SOURCE DOCUMENT:

* * * * *

New Orleans is also known as the birthplace of Jazz. Early jazz greats like Louis Armstrong, Buddy Bolden, Jelly Roll Morton and King Oliver got their start in the nightclubs of Storyville, a red-light district. In 1897 Alderman Sidney Story created the district in response to public outcry against rampant prostitution in New Orleans. He was successful in having the city council adopt an ordinance limiting brothels, saloons and any business considered a vice to the thirty-eight block region. The area had everything from the cheapest twenty-five cent houses to the most elegant establishments on North Basin Street. Storyville was to become the most famous red-light district in the United States.





In 1917 when the Unite States entered WW1, both the U.S. Army and the U.S. Navy issued orders stating that all houses of prostitution must be closed down within a five-mile area of any military site. Legal protests went all the way to the U.S. Supreme Court. The order was not changed and the end had come to Storyville.

* * * * *

LISTED ENTRIES:
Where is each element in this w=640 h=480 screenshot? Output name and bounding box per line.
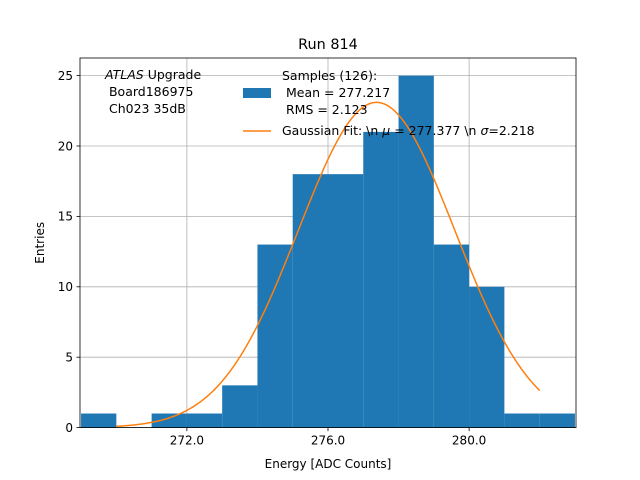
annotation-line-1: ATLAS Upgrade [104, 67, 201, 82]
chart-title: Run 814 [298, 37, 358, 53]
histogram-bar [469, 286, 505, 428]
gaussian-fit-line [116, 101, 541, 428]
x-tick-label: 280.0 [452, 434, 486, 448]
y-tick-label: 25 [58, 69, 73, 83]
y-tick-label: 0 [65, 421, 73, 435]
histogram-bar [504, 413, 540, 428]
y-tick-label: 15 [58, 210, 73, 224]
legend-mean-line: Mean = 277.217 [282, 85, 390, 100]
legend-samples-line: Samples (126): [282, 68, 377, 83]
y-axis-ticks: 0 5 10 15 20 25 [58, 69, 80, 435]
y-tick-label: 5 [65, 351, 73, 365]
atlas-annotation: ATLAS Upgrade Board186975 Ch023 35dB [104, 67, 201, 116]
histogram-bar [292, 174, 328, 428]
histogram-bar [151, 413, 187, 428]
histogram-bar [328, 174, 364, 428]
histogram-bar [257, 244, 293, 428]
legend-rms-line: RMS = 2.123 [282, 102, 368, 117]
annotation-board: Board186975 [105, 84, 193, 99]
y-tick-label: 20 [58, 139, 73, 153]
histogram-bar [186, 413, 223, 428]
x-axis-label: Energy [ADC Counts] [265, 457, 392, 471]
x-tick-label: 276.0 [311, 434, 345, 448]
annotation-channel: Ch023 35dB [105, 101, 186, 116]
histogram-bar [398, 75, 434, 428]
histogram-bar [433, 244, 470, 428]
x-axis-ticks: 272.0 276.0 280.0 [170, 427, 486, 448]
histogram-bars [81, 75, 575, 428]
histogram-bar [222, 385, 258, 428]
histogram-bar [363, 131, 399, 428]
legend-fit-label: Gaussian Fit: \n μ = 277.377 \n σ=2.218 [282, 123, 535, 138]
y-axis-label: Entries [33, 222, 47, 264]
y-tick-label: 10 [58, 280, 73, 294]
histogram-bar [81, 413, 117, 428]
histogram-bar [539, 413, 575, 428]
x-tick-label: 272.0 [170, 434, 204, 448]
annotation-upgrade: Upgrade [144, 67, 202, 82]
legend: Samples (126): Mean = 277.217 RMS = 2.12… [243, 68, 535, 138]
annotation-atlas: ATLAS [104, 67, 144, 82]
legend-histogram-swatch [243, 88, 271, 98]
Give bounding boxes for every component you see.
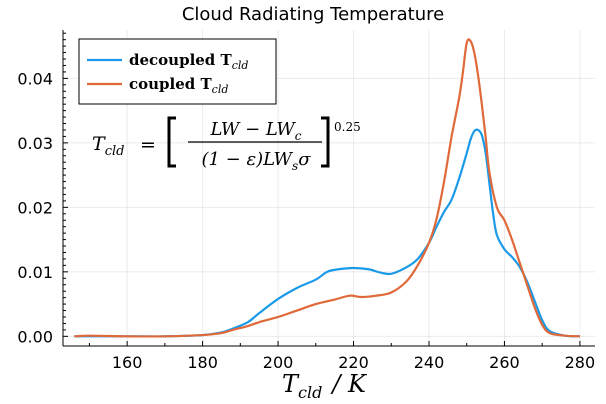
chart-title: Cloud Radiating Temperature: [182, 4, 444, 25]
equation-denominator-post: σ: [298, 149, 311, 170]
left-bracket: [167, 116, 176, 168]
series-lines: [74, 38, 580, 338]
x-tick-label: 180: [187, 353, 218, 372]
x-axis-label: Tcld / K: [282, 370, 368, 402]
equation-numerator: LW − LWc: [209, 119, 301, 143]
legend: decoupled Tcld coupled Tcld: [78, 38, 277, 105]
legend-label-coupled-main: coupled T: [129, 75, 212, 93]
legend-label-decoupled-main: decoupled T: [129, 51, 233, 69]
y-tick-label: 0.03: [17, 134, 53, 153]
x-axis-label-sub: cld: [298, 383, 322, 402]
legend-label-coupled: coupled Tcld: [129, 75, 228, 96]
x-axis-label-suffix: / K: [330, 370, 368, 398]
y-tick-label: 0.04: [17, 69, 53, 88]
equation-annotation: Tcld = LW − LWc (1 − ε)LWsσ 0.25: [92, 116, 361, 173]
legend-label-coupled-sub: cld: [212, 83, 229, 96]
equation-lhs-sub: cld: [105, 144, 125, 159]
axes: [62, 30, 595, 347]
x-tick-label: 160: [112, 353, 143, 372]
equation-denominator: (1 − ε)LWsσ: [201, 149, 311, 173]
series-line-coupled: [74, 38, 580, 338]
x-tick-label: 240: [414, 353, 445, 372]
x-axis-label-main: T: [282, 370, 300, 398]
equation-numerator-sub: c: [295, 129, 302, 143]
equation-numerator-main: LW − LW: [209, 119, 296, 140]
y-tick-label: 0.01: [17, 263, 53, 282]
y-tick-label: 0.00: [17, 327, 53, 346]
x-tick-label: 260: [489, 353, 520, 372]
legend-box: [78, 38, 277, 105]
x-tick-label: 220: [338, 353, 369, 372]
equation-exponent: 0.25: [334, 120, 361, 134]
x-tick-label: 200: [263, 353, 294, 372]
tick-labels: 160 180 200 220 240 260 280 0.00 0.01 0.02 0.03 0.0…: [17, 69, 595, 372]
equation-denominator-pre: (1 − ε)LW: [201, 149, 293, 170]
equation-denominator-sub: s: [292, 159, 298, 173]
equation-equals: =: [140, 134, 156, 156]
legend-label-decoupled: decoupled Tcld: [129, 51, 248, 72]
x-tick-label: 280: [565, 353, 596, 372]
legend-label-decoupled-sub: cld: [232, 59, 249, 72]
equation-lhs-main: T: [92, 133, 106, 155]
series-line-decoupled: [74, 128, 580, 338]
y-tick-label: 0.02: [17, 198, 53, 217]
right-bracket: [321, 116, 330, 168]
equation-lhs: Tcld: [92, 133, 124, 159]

* * * * *

Transcribe word for word the part of the passage on Storyville starting with "In 1917 when" and going on through "come to Storyville.". The records were taken from a different source than the passage on Storyville.

In 1917 when the Unite States entered WW1, both the U.S. Army and the U.S. Navy issued orders stating that all houses of prostitution must be closed down within a five-mile area of any military site. Legal protests went all the way to the U.S. Supreme Court. The order was not changed and the end had come to Storyville.